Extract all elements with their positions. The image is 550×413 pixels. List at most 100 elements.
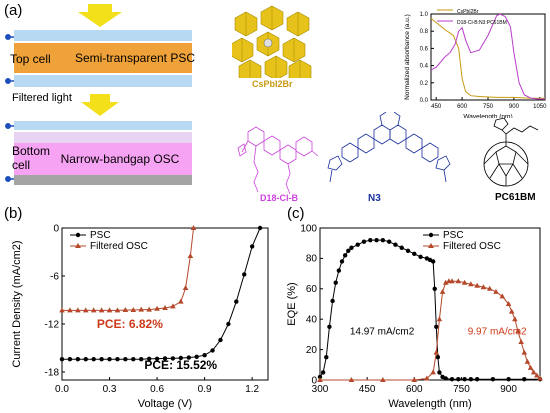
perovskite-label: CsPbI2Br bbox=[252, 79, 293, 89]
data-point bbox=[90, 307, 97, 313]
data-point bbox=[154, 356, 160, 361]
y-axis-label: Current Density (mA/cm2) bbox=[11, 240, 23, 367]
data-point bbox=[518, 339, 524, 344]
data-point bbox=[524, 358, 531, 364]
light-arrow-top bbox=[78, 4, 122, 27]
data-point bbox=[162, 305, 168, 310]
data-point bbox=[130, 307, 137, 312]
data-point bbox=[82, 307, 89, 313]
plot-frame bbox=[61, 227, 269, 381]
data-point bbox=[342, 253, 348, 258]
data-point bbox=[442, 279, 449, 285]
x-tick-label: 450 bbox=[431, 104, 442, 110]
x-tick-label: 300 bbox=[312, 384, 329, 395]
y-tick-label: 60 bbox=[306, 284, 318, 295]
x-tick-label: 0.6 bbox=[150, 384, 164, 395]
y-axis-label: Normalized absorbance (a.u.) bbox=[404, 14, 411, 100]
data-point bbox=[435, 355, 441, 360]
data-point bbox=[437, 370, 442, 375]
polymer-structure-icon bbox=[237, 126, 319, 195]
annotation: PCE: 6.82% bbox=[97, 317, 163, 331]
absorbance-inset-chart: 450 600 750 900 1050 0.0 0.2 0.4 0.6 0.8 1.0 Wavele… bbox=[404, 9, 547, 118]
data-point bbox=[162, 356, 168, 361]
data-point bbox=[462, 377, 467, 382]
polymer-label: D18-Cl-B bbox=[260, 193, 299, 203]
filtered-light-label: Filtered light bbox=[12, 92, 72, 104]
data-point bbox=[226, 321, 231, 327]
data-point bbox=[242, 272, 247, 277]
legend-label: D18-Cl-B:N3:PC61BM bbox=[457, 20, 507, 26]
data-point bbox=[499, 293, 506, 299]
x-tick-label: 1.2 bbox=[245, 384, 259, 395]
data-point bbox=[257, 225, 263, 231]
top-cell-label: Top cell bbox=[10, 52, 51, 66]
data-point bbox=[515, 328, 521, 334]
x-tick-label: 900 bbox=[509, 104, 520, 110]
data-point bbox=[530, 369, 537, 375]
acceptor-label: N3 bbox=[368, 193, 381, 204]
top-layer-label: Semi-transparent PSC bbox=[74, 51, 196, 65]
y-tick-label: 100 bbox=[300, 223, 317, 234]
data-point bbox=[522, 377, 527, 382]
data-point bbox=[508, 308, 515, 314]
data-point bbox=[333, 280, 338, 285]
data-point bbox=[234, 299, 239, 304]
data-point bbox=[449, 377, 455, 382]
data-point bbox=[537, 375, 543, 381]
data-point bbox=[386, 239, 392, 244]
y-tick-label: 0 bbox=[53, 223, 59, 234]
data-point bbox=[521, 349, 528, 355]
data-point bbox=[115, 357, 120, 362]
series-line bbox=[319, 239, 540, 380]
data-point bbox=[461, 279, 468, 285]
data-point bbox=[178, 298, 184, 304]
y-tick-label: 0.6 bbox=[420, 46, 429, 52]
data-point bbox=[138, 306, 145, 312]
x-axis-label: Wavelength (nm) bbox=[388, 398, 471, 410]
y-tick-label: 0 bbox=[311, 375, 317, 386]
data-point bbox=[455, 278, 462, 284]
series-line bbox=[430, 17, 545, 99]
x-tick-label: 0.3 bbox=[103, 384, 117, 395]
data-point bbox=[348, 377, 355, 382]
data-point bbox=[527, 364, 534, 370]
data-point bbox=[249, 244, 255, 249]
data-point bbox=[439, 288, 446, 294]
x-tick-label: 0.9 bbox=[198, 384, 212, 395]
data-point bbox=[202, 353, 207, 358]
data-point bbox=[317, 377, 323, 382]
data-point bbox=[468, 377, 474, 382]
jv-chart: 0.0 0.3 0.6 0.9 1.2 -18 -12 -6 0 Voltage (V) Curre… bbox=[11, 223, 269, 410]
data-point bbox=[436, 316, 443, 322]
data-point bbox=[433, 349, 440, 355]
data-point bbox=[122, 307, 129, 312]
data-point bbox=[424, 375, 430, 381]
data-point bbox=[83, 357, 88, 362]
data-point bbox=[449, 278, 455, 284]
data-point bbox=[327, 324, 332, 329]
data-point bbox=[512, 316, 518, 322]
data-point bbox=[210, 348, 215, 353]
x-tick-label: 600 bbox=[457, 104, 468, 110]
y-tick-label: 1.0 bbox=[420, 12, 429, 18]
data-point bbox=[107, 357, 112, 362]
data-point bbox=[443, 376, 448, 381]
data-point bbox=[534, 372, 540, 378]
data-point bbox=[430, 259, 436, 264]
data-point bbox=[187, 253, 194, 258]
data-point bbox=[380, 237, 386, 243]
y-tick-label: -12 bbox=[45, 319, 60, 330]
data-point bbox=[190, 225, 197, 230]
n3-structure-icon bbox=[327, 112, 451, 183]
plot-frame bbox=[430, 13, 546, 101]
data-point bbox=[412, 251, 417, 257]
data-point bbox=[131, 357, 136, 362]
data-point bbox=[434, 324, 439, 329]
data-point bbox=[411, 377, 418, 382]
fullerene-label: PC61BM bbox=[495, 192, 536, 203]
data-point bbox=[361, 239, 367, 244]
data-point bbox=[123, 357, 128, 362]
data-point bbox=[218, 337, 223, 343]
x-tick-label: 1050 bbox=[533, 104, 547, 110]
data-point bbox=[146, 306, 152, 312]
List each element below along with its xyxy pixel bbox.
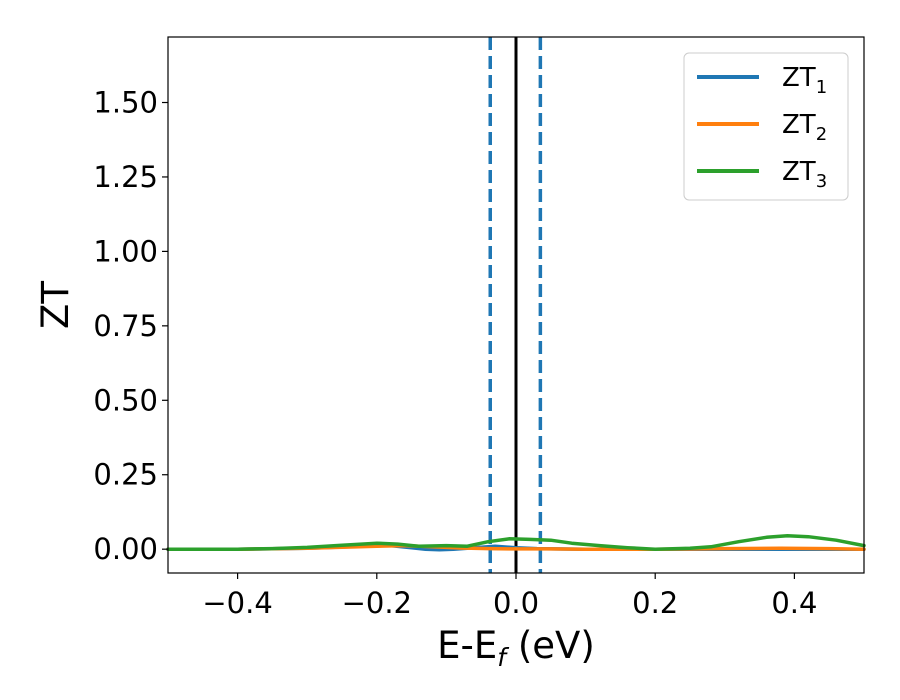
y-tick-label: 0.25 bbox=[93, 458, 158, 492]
== == ==
• **TASK DIRECTIONS**: Express every line of the listing above as a JSON list of strings, one string per line, leaving out blank lines and the pictures.

• **TASK RESULT**:
[
  "Extract all elements with their positions. The image is 550×413 pixels. List at most 100 elements.",
  "perovskite-label: CsPbI2Br bbox=[252, 79, 293, 89]",
  "data-point bbox=[90, 307, 97, 313]",
  "data-point bbox=[154, 356, 160, 361]",
  "y-axis-label: Current Density (mA/cm2) bbox=[11, 240, 23, 367]",
  "data-point bbox=[518, 339, 524, 344]",
  "data-point bbox=[524, 358, 531, 364]",
  "light-arrow-top bbox=[78, 4, 122, 27]",
  "data-point bbox=[162, 305, 168, 310]",
  "data-point bbox=[130, 307, 137, 312]",
  "data-point bbox=[82, 307, 89, 313]",
  "plot-frame bbox=[61, 227, 269, 381]",
  "data-point bbox=[342, 253, 348, 258]",
  "data-point bbox=[442, 279, 449, 285]",
  "x-tick-label: 450 bbox=[431, 104, 442, 110]",
  "x-tick-label: 300 bbox=[312, 384, 329, 395]",
  "y-tick-label: 60 bbox=[306, 284, 318, 295]",
  "x-tick-label: 0.6 bbox=[150, 384, 164, 395]",
  "y-axis-label: Normalized absorbance (a.u.) bbox=[404, 14, 411, 100]",
  "data-point bbox=[435, 355, 441, 360]",
  "data-point bbox=[437, 370, 442, 375]",
  "polymer-structure-icon bbox=[237, 126, 319, 195]",
  "annotation: PCE: 6.82% bbox=[97, 317, 163, 331]",
  "absorbance-inset-chart: 450 600 750 900 1050 0.0 0.2 0.4 0.6 0.8 1.0 Wavele… bbox=[404, 9, 547, 118]",
  "data-point bbox=[162, 356, 168, 361]",
  "data-point bbox=[462, 377, 467, 382]",
  "polymer-label: D18-Cl-B bbox=[260, 193, 299, 203]",
  "filtered-light-label: Filtered light bbox=[12, 92, 72, 104]",
  "data-point bbox=[226, 321, 231, 327]",
  "data-point bbox=[242, 272, 247, 277]",
  "legend-label: D18-Cl-B:N3:PC61BM bbox=[457, 20, 507, 26]",
  "data-point bbox=[499, 293, 506, 299]",
  "x-tick-label: 1.2 bbox=[245, 384, 259, 395]",
  "data-point bbox=[257, 225, 263, 231]",
  "top-cell-label: Top cell bbox=[10, 52, 51, 66]",
  "data-point bbox=[515, 328, 521, 334]",
  "x-tick-label: 900 bbox=[509, 104, 520, 110]",
  "data-point bbox=[530, 369, 537, 375]",
  "acceptor-label: N3 bbox=[368, 193, 381, 204]",
  "top-layer-label: Semi-transparent PSC bbox=[74, 51, 196, 65]",
  "y-tick-label: 100 bbox=[300, 223, 317, 234]",
  "data-point bbox=[522, 377, 527, 382]",
  "data-point bbox=[508, 308, 515, 314]",
  "data-point bbox=[333, 280, 338, 285]",
  "data-point bbox=[234, 299, 239, 304]",
  "data-point bbox=[449, 377, 455, 382]",
  "data-point bbox=[537, 375, 543, 381]",
  "data-point bbox=[386, 239, 392, 244]",
  "y-tick-label: 0 bbox=[53, 223, 59, 234]",
  "data-point bbox=[521, 349, 528, 355]",
  "data-point bbox=[115, 357, 120, 362]",
  "series-line bbox=[319, 239, 540, 380]",
  "data-point bbox=[461, 279, 468, 285]",
  "data-point bbox=[178, 298, 184, 304]",
  "y-tick-label: 0.6 bbox=[420, 46, 429, 52]",
  "data-point bbox=[138, 306, 145, 312]",
  "x-axis-label: Wavelength (nm) bbox=[388, 398, 471, 410]",
  "y-tick-label: 0 bbox=[311, 375, 317, 386]",
  "data-point bbox=[455, 278, 462, 284]",
  "series-line bbox=[430, 17, 545, 99]",
  "x-tick-label: 0.3 bbox=[103, 384, 117, 395]",
  "data-point bbox=[348, 377, 355, 382]",
  "data-point bbox=[527, 364, 534, 370]",
  "data-point bbox=[249, 244, 255, 249]",
  "data-point bbox=[439, 288, 446, 294]",
  "x-tick-label: 0.9 bbox=[198, 384, 212, 395]",
  "data-point bbox=[202, 353, 207, 358]",
  "data-point bbox=[317, 377, 323, 382]",
  "data-point bbox=[468, 377, 474, 382]",
  "jv-chart: 0.0 0.3 0.6 0.9 1.2 -18 -12 -6 0 Voltage (V) Curre… bbox=[11, 223, 269, 410]",
  "data-point bbox=[436, 316, 443, 322]",
  "data-point bbox=[433, 349, 440, 355]",
  "data-point bbox=[122, 307, 129, 312]",
  "data-point bbox=[424, 375, 430, 381]",
  "data-point bbox=[83, 357, 88, 362]",
  "data-point bbox=[449, 278, 455, 284]",
  "data-point bbox=[327, 324, 332, 329]",
  "data-point bbox=[512, 316, 518, 322]",
  "data-point bbox=[210, 348, 215, 353]",
  "x-tick-label: 600 bbox=[457, 104, 468, 110]",
  "y-tick-label: 1.0 bbox=[420, 12, 429, 18]",
  "data-point bbox=[107, 357, 112, 362]",
  "data-point bbox=[443, 376, 448, 381]",
  "data-point bbox=[534, 372, 540, 378]",
  "data-point bbox=[430, 259, 436, 264]",
  "data-point bbox=[187, 253, 194, 258]",
  "data-point bbox=[380, 237, 386, 243]",
  "y-tick-label: -12 bbox=[45, 319, 60, 330]",
  "data-point bbox=[190, 225, 197, 230]",
  "n3-structure-icon bbox=[327, 112, 451, 183]",
  "plot-frame bbox=[430, 13, 546, 101]",
  "data-point bbox=[412, 251, 417, 257]",
  "data-point bbox=[131, 357, 136, 362]",
  "data-point bbox=[434, 324, 439, 329]",
  "data-point bbox=[411, 377, 418, 382]",
  "fullerene-label: PC61BM bbox=[495, 192, 536, 203]",
  "data-point bbox=[361, 239, 367, 244]",
  "data-point bbox=[123, 357, 128, 362]",
  "data-point bbox=[218, 337, 223, 343]",
  "x-tick-label: 1050 bbox=[533, 104, 547, 110]",
  "data-point bbox=[146, 306, 152, 312]",
  "List each element below along with its xyxy pixel bbox.",
  "y-tick-label: 0.25 bbox=[93, 458, 158, 492]"
]